— WORK TO COMPLETE —
Report the count of lines holding "color" in the records, with no other words.

— RECORDED DATA —
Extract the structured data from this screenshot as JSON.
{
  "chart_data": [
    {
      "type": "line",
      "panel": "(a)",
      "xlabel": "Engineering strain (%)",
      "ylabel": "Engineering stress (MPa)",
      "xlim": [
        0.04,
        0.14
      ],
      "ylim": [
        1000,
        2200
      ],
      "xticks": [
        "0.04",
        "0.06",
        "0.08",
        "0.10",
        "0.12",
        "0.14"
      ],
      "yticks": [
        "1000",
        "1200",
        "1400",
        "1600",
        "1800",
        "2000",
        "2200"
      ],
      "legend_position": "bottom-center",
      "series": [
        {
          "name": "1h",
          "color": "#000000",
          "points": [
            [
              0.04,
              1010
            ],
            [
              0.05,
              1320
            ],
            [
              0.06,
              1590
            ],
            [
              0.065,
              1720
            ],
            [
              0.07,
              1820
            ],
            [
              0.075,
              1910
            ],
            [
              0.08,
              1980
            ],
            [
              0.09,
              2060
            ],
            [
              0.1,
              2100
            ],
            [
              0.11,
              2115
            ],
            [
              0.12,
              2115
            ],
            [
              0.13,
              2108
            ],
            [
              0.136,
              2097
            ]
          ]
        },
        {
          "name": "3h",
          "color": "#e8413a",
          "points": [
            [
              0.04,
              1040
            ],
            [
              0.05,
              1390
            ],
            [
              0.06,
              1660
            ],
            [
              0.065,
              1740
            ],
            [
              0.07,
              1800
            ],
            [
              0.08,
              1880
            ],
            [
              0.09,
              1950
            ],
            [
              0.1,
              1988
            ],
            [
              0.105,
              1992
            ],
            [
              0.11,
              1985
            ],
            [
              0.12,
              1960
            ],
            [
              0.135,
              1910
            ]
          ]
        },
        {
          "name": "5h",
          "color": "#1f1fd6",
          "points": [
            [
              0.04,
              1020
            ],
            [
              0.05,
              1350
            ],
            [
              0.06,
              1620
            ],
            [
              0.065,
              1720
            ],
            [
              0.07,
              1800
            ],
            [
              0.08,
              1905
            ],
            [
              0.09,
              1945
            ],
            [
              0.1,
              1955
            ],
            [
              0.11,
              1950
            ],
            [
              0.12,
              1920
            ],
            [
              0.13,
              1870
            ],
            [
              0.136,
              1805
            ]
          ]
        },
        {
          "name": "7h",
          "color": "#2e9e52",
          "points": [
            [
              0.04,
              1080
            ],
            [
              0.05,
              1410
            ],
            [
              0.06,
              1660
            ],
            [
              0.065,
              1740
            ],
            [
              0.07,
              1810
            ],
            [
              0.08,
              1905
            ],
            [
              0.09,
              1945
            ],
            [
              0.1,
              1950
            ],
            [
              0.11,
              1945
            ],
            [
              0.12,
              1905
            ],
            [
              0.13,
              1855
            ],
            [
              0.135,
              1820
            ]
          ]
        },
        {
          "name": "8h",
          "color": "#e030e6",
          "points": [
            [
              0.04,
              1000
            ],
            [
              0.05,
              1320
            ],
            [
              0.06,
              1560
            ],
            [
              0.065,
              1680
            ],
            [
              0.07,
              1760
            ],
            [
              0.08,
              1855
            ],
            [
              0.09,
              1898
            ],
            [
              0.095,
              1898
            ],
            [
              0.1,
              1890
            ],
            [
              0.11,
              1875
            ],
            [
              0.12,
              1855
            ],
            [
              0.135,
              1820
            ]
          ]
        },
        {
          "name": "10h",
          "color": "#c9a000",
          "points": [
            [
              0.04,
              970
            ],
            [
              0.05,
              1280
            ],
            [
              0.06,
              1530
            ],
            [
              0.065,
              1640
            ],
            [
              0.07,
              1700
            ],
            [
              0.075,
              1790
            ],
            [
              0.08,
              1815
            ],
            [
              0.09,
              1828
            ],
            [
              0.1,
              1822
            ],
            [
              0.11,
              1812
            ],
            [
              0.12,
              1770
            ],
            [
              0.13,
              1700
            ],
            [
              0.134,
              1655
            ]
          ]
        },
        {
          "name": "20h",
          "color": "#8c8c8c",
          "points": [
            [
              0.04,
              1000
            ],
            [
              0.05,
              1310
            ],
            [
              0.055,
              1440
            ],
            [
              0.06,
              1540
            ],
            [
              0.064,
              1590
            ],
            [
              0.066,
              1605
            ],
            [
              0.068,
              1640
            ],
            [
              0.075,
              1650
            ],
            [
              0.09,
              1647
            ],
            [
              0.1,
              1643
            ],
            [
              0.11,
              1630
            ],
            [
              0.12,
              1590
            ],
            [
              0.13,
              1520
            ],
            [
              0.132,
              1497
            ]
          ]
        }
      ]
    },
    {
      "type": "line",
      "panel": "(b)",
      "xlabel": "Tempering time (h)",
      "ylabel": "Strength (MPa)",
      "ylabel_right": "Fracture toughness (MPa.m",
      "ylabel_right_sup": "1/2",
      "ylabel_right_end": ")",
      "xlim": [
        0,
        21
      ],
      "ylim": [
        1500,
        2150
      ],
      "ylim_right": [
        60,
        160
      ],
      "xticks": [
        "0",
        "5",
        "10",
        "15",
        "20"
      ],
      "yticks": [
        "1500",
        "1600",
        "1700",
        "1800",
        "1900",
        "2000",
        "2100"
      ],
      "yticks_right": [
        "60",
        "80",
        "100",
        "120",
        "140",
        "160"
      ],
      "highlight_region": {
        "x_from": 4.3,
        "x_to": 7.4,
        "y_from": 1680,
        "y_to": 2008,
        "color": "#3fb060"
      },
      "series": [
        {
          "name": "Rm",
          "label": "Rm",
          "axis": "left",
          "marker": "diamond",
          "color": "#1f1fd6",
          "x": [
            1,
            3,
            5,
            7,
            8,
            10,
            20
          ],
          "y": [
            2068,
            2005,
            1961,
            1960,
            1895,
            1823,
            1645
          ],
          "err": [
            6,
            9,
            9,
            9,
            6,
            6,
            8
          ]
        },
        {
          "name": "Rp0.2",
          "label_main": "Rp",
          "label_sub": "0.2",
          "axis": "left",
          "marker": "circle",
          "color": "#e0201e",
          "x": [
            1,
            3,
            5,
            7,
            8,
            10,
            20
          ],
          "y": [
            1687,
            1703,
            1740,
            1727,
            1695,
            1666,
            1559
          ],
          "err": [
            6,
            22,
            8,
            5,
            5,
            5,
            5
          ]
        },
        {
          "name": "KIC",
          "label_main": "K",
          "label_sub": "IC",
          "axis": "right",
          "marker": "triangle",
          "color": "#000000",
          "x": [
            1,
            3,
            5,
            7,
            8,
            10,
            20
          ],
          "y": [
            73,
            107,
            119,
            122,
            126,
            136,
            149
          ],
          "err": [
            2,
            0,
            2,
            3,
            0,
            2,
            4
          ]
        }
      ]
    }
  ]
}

— WORKED ANSWER —
11